=== Stated problem ===
Put every line of the data below into a JSON list of strings, one string per line, leaving out any blank lines.

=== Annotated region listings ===
******************************

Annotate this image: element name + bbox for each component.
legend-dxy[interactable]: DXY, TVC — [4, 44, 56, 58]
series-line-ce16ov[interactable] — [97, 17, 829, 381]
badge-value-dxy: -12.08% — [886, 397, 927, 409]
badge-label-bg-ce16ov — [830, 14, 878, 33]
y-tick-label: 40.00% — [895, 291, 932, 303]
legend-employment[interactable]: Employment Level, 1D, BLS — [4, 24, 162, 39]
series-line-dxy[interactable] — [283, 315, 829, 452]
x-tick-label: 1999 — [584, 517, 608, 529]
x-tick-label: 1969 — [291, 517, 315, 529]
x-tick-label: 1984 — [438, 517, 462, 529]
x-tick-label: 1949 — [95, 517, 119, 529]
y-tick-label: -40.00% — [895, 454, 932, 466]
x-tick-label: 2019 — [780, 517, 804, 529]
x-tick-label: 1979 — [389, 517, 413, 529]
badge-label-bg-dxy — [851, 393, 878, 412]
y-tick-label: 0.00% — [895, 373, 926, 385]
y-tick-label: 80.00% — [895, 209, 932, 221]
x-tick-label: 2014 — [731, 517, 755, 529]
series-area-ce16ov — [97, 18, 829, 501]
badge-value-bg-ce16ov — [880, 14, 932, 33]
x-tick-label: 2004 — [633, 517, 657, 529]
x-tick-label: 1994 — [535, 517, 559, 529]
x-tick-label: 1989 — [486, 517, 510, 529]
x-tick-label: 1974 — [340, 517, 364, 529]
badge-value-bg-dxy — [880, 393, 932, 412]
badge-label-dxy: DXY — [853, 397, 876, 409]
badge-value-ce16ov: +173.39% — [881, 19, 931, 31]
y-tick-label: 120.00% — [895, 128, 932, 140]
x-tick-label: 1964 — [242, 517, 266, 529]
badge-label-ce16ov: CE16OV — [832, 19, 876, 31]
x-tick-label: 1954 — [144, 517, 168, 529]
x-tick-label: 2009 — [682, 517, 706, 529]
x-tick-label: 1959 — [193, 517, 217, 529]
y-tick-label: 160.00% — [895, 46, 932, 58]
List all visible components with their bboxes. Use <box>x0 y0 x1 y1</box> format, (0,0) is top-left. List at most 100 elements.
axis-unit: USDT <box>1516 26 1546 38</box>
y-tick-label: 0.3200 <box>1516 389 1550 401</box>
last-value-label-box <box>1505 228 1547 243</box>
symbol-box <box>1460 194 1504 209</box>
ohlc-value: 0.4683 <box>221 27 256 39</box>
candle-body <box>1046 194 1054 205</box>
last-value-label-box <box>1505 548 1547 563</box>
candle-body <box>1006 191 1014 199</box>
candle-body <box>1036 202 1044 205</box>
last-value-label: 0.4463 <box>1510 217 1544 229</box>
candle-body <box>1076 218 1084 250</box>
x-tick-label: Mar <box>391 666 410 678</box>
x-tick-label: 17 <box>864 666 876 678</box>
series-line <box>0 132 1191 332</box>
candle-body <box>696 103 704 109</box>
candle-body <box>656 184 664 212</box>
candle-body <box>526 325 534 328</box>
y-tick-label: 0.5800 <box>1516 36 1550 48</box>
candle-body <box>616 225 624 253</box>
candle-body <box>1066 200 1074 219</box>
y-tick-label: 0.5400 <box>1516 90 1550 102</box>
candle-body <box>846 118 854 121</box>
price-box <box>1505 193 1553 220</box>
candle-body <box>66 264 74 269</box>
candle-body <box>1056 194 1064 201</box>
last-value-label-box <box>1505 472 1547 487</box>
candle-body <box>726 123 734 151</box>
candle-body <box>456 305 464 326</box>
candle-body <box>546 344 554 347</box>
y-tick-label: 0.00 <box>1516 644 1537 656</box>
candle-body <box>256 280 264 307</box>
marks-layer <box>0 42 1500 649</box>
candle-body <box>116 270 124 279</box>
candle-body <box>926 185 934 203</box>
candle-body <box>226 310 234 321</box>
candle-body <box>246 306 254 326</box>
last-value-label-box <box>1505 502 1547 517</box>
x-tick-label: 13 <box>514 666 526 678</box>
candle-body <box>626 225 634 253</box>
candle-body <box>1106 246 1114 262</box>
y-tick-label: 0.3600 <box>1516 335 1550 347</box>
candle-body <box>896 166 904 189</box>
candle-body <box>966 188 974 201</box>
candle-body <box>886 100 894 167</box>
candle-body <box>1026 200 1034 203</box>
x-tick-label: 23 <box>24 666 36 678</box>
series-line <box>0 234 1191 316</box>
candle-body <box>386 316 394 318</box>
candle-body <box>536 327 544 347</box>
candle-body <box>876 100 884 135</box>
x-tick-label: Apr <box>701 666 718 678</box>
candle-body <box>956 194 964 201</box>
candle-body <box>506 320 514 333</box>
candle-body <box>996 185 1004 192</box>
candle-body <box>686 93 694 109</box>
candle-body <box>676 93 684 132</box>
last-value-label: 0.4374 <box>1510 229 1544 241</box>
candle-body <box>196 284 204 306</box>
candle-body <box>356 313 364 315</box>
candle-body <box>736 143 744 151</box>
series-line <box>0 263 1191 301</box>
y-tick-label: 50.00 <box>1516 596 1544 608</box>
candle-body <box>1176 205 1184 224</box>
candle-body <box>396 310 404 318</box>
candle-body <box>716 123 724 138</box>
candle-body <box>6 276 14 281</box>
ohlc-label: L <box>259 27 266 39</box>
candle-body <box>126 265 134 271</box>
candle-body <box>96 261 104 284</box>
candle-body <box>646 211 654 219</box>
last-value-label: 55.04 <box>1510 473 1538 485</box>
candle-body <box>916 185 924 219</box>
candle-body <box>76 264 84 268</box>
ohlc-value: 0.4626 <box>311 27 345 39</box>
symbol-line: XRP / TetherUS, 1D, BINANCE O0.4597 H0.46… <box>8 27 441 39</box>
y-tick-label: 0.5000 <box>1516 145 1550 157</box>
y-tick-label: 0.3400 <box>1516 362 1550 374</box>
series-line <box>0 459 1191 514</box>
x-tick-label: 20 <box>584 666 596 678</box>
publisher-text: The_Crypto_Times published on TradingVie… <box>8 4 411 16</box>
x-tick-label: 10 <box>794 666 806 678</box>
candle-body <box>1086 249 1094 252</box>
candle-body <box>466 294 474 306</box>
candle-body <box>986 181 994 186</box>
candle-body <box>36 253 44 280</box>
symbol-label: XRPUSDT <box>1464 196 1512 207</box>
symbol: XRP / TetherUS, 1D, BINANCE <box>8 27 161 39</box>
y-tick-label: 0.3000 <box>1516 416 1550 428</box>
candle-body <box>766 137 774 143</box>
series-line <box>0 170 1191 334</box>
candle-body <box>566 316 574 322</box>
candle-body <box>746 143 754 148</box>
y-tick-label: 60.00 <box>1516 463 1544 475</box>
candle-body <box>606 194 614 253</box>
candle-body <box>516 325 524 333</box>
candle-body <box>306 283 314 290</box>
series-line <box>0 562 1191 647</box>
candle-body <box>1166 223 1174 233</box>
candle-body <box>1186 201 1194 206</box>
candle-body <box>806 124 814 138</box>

******************************

=== Result for this exercise ===
[
  "Annotate this image: element name + bbox for each component.",
  "legend-dxy[interactable]: DXY, TVC — [4, 44, 56, 58]",
  "series-line-ce16ov[interactable] — [97, 17, 829, 381]",
  "badge-value-dxy: -12.08% — [886, 397, 927, 409]",
  "badge-label-bg-ce16ov — [830, 14, 878, 33]",
  "y-tick-label: 40.00% — [895, 291, 932, 303]",
  "legend-employment[interactable]: Employment Level, 1D, BLS — [4, 24, 162, 39]",
  "series-line-dxy[interactable] — [283, 315, 829, 452]",
  "x-tick-label: 1999 — [584, 517, 608, 529]",
  "x-tick-label: 1969 — [291, 517, 315, 529]",
  "x-tick-label: 1984 — [438, 517, 462, 529]",
  "x-tick-label: 1949 — [95, 517, 119, 529]",
  "y-tick-label: -40.00% — [895, 454, 932, 466]",
  "x-tick-label: 2019 — [780, 517, 804, 529]",
  "x-tick-label: 1979 — [389, 517, 413, 529]",
  "badge-label-bg-dxy — [851, 393, 878, 412]",
  "y-tick-label: 0.00% — [895, 373, 926, 385]",
  "y-tick-label: 80.00% — [895, 209, 932, 221]",
  "x-tick-label: 2014 — [731, 517, 755, 529]",
  "series-area-ce16ov — [97, 18, 829, 501]",
  "badge-value-bg-ce16ov — [880, 14, 932, 33]",
  "x-tick-label: 2004 — [633, 517, 657, 529]",
  "x-tick-label: 1994 — [535, 517, 559, 529]",
  "x-tick-label: 1989 — [486, 517, 510, 529]",
  "x-tick-label: 1974 — [340, 517, 364, 529]",
  "badge-value-bg-dxy — [880, 393, 932, 412]",
  "badge-label-dxy: DXY — [853, 397, 876, 409]",
  "badge-value-ce16ov: +173.39% — [881, 19, 931, 31]",
  "y-tick-label: 120.00% — [895, 128, 932, 140]",
  "x-tick-label: 1964 — [242, 517, 266, 529]",
  "badge-label-ce16ov: CE16OV — [832, 19, 876, 31]",
  "x-tick-label: 1954 — [144, 517, 168, 529]",
  "x-tick-label: 2009 — [682, 517, 706, 529]",
  "x-tick-label: 1959 — [193, 517, 217, 529]",
  "y-tick-label: 160.00% — [895, 46, 932, 58]",
  "List all visible components with their bboxes. Use <box>x0 y0 x1 y1</box> format, (0,0) is top-left. List at most 100 elements.",
  "axis-unit: USDT <box>1516 26 1546 38</box>",
  "y-tick-label: 0.3200 <box>1516 389 1550 401</box>",
  "last-value-label-box <box>1505 228 1547 243</box>",
  "symbol-box <box>1460 194 1504 209</box>",
  "ohlc-value: 0.4683 <box>221 27 256 39</box>",
  "candle-body <box>1046 194 1054 205</box>",
  "last-value-label-box <box>1505 548 1547 563</box>",
  "candle-body <box>1006 191 1014 199</box>",
  "candle-body <box>1036 202 1044 205</box>",
  "last-value-label: 0.4463 <box>1510 217 1544 229</box>",
  "candle-body <box>1076 218 1084 250</box>",
  "x-tick-label: Mar <box>391 666 410 678</box>",
  "x-tick-label: 17 <box>864 666 876 678</box>",
  "series-line <box>0 132 1191 332</box>",
  "candle-body <box>696 103 704 109</box>",
  "candle-body <box>656 184 664 212</box>",
  "candle-body <box>526 325 534 328</box>",
  "y-tick-label: 0.5800 <box>1516 36 1550 48</box>",
  "candle-body <box>616 225 624 253</box>",
  "candle-body <box>1066 200 1074 219</box>",
  "y-tick-label: 0.5400 <box>1516 90 1550 102</box>",
  "candle-body <box>846 118 854 121</box>",
  "price-box <box>1505 193 1553 220</box>",
  "candle-body <box>66 264 74 269</box>",
  "candle-body <box>1056 194 1064 201</box>",
  "last-value-label-box <box>1505 472 1547 487</box>",
  "candle-body <box>726 123 734 151</box>",
  "candle-body <box>456 305 464 326</box>",
  "candle-body <box>546 344 554 347</box>",
  "y-tick-label: 0.00 <box>1516 644 1537 656</box>",
  "candle-body <box>256 280 264 307</box>",
  "marks-layer <box>0 42 1500 649</box>",
  "candle-body <box>116 270 124 279</box>",
  "candle-body <box>926 185 934 203</box>",
  "candle-body <box>226 310 234 321</box>",
  "candle-body <box>246 306 254 326</box>",
  "last-value-label-box <box>1505 502 1547 517</box>",
  "x-tick-label: 13 <box>514 666 526 678</box>",
  "candle-body <box>626 225 634 253</box>",
  "candle-body <box>1106 246 1114 262</box>",
  "y-tick-label: 0.3600 <box>1516 335 1550 347</box>",
  "candle-body <box>896 166 904 189</box>",
  "candle-body <box>966 188 974 201</box>",
  "candle-body <box>886 100 894 167</box>",
  "candle-body <box>1026 200 1034 203</box>",
  "x-tick-label: 23 <box>24 666 36 678</box>",
  "series-line <box>0 234 1191 316</box>",
  "candle-body <box>386 316 394 318</box>",
  "candle-body <box>536 327 544 347</box>",
  "candle-body <box>876 100 884 135</box>",
  "x-tick-label: Apr <box>701 666 718 678</box>",
  "candle-body <box>956 194 964 201</box>",
  "candle-body <box>506 320 514 333</box>",
  "candle-body <box>996 185 1004 192</box>",
  "candle-body <box>686 93 694 109</box>",
  "candle-body <box>676 93 684 132</box>",
  "last-value-label: 0.4374 <box>1510 229 1544 241</box>",
  "candle-body <box>196 284 204 306</box>",
  "candle-body <box>356 313 364 315</box>",
  "candle-body <box>736 143 744 151</box>",
  "series-line <box>0 263 1191 301</box>",
  "y-tick-label: 50.00 <box>1516 596 1544 608</box>",
  "candle-body <box>1176 205 1184 224</box>",
  "candle-body <box>396 310 404 318</box>",
  "candle-body <box>716 123 724 138</box>",
  "candle-body <box>6 276 14 281</box>",
  "ohlc-label: L <box>259 27 266 39</box>",
  "candle-body <box>126 265 134 271</box>",
  "candle-body <box>96 261 104 284</box>",
  "candle-body <box>646 211 654 219</box>",
  "last-value-label: 55.04 <box>1510 473 1538 485</box>",
  "candle-body <box>916 185 924 219</box>",
  "candle-body <box>76 264 84 268</box>",
  "ohlc-value: 0.4626 <box>311 27 345 39</box>",
  "symbol-line: XRP / TetherUS, 1D, BINANCE O0.4597 H0.46… <box>8 27 441 39</box>",
  "y-tick-label: 0.5000 <box>1516 145 1550 157</box>",
  "y-tick-label: 0.3400 <box>1516 362 1550 374</box>",
  "series-line <box>0 459 1191 514</box>",
  "x-tick-label: 20 <box>584 666 596 678</box>",
  "publisher-text: The_Crypto_Times published on TradingVie… <box>8 4 411 16</box>",
  "x-tick-label: 10 <box>794 666 806 678</box>",
  "candle-body <box>1086 249 1094 252</box>",
  "candle-body <box>466 294 474 306</box>",
  "candle-body <box>986 181 994 186</box>",
  "candle-body <box>36 253 44 280</box>",
  "symbol-label: XRPUSDT <box>1464 196 1512 207</box>",
  "symbol: XRP / TetherUS, 1D, BINANCE <box>8 27 161 39</box>",
  "y-tick-label: 0.3000 <box>1516 416 1550 428</box>",
  "candle-body <box>766 137 774 143</box>",
  "series-line <box>0 170 1191 334</box>",
  "candle-body <box>566 316 574 322</box>",
  "candle-body <box>746 143 754 148</box>",
  "y-tick-label: 60.00 <box>1516 463 1544 475</box>",
  "candle-body <box>606 194 614 253</box>",
  "candle-body <box>516 325 524 333</box>",
  "candle-body <box>306 283 314 290</box>",
  "series-line <box>0 562 1191 647</box>",
  "candle-body <box>1166 223 1174 233</box>",
  "candle-body <box>1186 201 1194 206</box>",
  "candle-body <box>806 124 814 138</box>"
]